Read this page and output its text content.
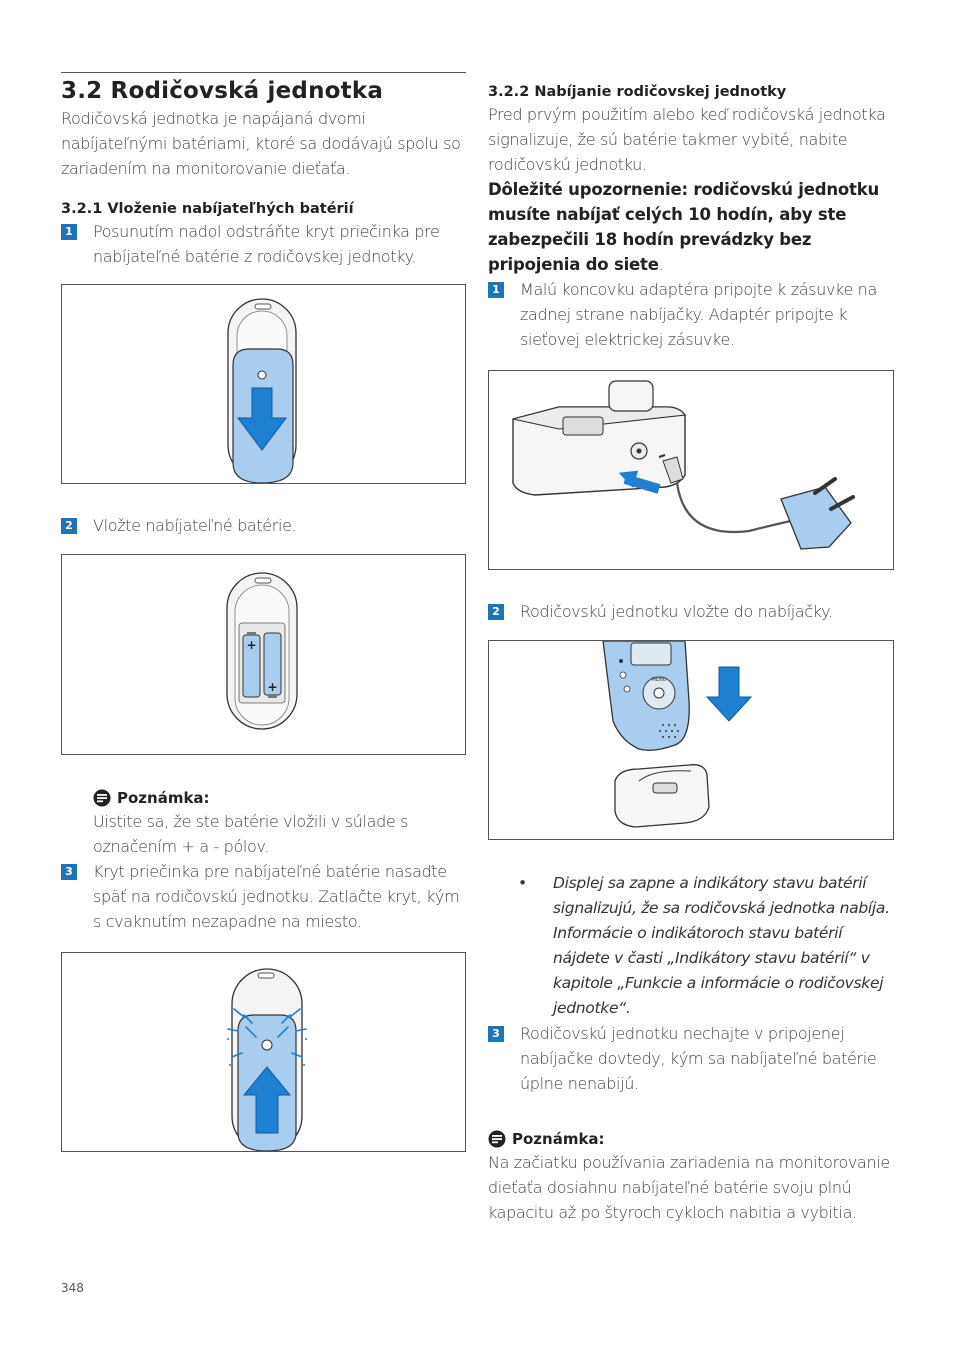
3.2 Rodičovská jednotka

Rodičovská jednotka je napájaná dvomi nabíjateľnými batériami, ktoré sa dodávajú spolu so zariadením na monitorovanie dieťaťa.

3.2.1 Vloženie nabíjateľhých batérií
1 Posunutím nadol odstráňte kryt priečinka pre nabíjateľné batérie z rodičovskej jednotky.
2 Vložte nabíjateľné batérie.
+
+
Poznámka:

Uistite sa, že ste batérie vložili v súlade s označením + a - pólov.

3 Kryt priečinka pre nabíjateľné batérie nasaďte späť na rodičovskú jednotku. Zatlačte kryt, kým s cvaknutím nezapadne na miesto.
3.2.2 Nabíjanie rodičovskej jednotky

Pred prvým použitím alebo keď rodičovská jednotka signalizuje, že sú batérie takmer vybité, nabite rodičovskú jednotku.

Dôležité upozornenie: rodičovskú jednotku musíte nabíjať celých 10 hodín, aby ste zabezpečili 18 hodín prevádzky bez pripojenia do siete.

1 Malú koncovku adaptéra pripojte k zásuvke na zadnej strane nabíjačky. Adaptér pripojte k sieťovej elektrickej zásuvke.
2 Rodičovskú jednotku vložte do nabíjačky.
MENU
• Displej sa zapne a indikátory stavu batérií signalizujú, že sa rodičovská jednotka nabíja. Informácie o indikátoroch stavu batérií nájdete v časti „Indikátory stavu batérií“ v kapitole „Funkcie a informácie o rodičovskej jednotke“.
3 Rodičovskú jednotku nechajte v pripojenej nabíjačke dovtedy, kým sa nabíjateľné batérie úplne nenabijú.
Poznámka:

Na začiatku používania zariadenia na monitorovanie dieťaťa dosiahnu nabíjateľné batérie svoju plnú kapacitu až po štyroch cykloch nabitia a vybitia.

348
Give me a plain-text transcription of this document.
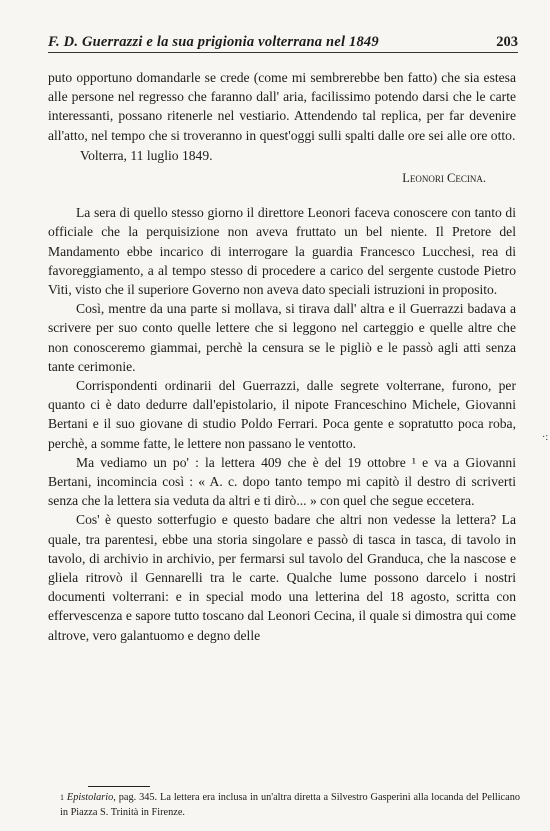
F. D. Guerrazzi e la sua prigionia volterrana nel 1849	203

puto opportuno domandarle se crede (come mi sembrerebbe ben fatto) che sia estesa alle persone nel regresso che faranno dall' aria, facilissimo potendo darsi che le carte interessanti, possano ritenerle nel vestiario. Attendendo tal replica, per far devenire all'atto, nel tempo che si troveranno in quest'oggi sulli spalti dalle ore sei alle ore otto.

Volterra, 11 luglio 1849.

Leonori Cecina.

La sera di quello stesso giorno il direttore Leonori faceva conoscere con tanto di officiale che la perquisizione non aveva fruttato un bel niente. Il Pretore del Mandamento ebbe incarico di interrogare la guardia Francesco Lucchesi, rea di favoreggiamento, a al tempo stesso di procedere a carico del sergente custode Pietro Viti, visto che il superiore Governo non aveva dato speciali istruzioni in proposito.

Così, mentre da una parte si mollava, si tirava dall' altra e il Guerrazzi badava a scrivere per suo conto quelle lettere che si leggono nel carteggio e quelle altre che non conosceremo giammai, perchè la censura se le pigliò e le passò agli atti senza tante cerimonie.

Corrispondenti ordinarii del Guerrazzi, dalle segrete volterrane, furono, per quanto ci è dato dedurre dall'epistolario, il nipote Franceschino Michele, Giovanni Bertani e il suo giovane di studio Poldo Ferrari. Poca gente e sopratutto poca roba, perchè, a somme fatte, le lettere non passano le ventotto.

Ma vediamo un po' : la lettera 409 che è del 19 ottobre ¹ e va a Giovanni Bertani, incominciа così : « A. c. dopo tanto tempo mi capitò il destro di scriverti senza che la lettera sia veduta da altri e ti dirò... » con quel che segue eccetera.

Cos' è questo sotterfugio e questo badare che altri non vedesse la lettera? La quale, tra parentesi, ebbe una storia singolare e passò di tasca in tasca, di tavolo in tavolo, di archivio in archivio, per fermarsi sul tavolo del Granduca, che la nascose e gliela ritrovò il Gennarelli tra le carte. Qualche lume possono darcelo i nostri documenti volterrani: e in special modo una letterina del 18 agosto, scritta con effervescenza e sapore tutto toscano dal Leonori Cecina, il quale si dimostra qui come altrove, vero galantuomo e degno delle

·:
$^1$ Epistolario, pag. 345. La lettera era inclusa in un'altra diretta a Silvestro Gasperini alla locanda del Pellicano in Piazza S. Trinità in Firenze.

________________

• **TASK TO COMPLETE**:
Every line above should be returned word for word, with the pictures left behind.

• **FINAL RESULT**:
Read this page and output its text content.
3.2 Rodičovská jednotka

Rodičovská jednotka je napájaná dvomi nabíjateľnými batériami, ktoré sa dodávajú spolu so zariadením na monitorovanie dieťaťa.

3.2.1 Vloženie nabíjateľhých batérií
1 Posunutím nadol odstráňte kryt priečinka pre nabíjateľné batérie z rodičovskej jednotky.
2 Vložte nabíjateľné batérie.
+
+
Poznámka:

Uistite sa, že ste batérie vložili v súlade s označením + a - pólov.

3 Kryt priečinka pre nabíjateľné batérie nasaďte späť na rodičovskú jednotku. Zatlačte kryt, kým s cvaknutím nezapadne na miesto.
3.2.2 Nabíjanie rodičovskej jednotky

Pred prvým použitím alebo keď rodičovská jednotka signalizuje, že sú batérie takmer vybité, nabite rodičovskú jednotku.

Dôležité upozornenie: rodičovskú jednotku musíte nabíjať celých 10 hodín, aby ste zabezpečili 18 hodín prevádzky bez pripojenia do siete.

1 Malú koncovku adaptéra pripojte k zásuvke na zadnej strane nabíjačky. Adaptér pripojte k sieťovej elektrickej zásuvke.
2 Rodičovskú jednotku vložte do nabíjačky.
MENU
• Displej sa zapne a indikátory stavu batérií signalizujú, že sa rodičovská jednotka nabíja. Informácie o indikátoroch stavu batérií nájdete v časti „Indikátory stavu batérií“ v kapitole „Funkcie a informácie o rodičovskej jednotke“.
3 Rodičovskú jednotku nechajte v pripojenej nabíjačke dovtedy, kým sa nabíjateľné batérie úplne nenabijú.
Poznámka:

Na začiatku používania zariadenia na monitorovanie dieťaťa dosiahnu nabíjateľné batérie svoju plnú kapacitu až po štyroch cykloch nabitia a vybitia.

348
Give me a plain-text transcription of this document.
F. D. Guerrazzi e la sua prigionia volterrana nel 1849	203

puto opportuno domandarle se crede (come mi sembrerebbe ben fatto) che sia estesa alle persone nel regresso che faranno dall' aria, facilissimo potendo darsi che le carte interessanti, possano ritenerle nel vestiario. Attendendo tal replica, per far devenire all'atto, nel tempo che si troveranno in quest'oggi sulli spalti dalle ore sei alle ore otto.

Volterra, 11 luglio 1849.

Leonori Cecina.

La sera di quello stesso giorno il direttore Leonori faceva conoscere con tanto di officiale che la perquisizione non aveva fruttato un bel niente. Il Pretore del Mandamento ebbe incarico di interrogare la guardia Francesco Lucchesi, rea di favoreggiamento, a al tempo stesso di procedere a carico del sergente custode Pietro Viti, visto che il superiore Governo non aveva dato speciali istruzioni in proposito.

Così, mentre da una parte si mollava, si tirava dall' altra e il Guerrazzi badava a scrivere per suo conto quelle lettere che si leggono nel carteggio e quelle altre che non conosceremo giammai, perchè la censura se le pigliò e le passò agli atti senza tante cerimonie.

Corrispondenti ordinarii del Guerrazzi, dalle segrete volterrane, furono, per quanto ci è dato dedurre dall'epistolario, il nipote Franceschino Michele, Giovanni Bertani e il suo giovane di studio Poldo Ferrari. Poca gente e sopratutto poca roba, perchè, a somme fatte, le lettere non passano le ventotto.

Ma vediamo un po' : la lettera 409 che è del 19 ottobre ¹ e va a Giovanni Bertani, incominciа così : « A. c. dopo tanto tempo mi capitò il destro di scriverti senza che la lettera sia veduta da altri e ti dirò... » con quel che segue eccetera.

Cos' è questo sotterfugio e questo badare che altri non vedesse la lettera? La quale, tra parentesi, ebbe una storia singolare e passò di tasca in tasca, di tavolo in tavolo, di archivio in archivio, per fermarsi sul tavolo del Granduca, che la nascose e gliela ritrovò il Gennarelli tra le carte. Qualche lume possono darcelo i nostri documenti volterrani: e in special modo una letterina del 18 agosto, scritta con effervescenza e sapore tutto toscano dal Leonori Cecina, il quale si dimostra qui come altrove, vero galantuomo e degno delle

·:
$^1$ Epistolario, pag. 345. La lettera era inclusa in un'altra diretta a Silvestro Gasperini alla locanda del Pellicano in Piazza S. Trinità in Firenze.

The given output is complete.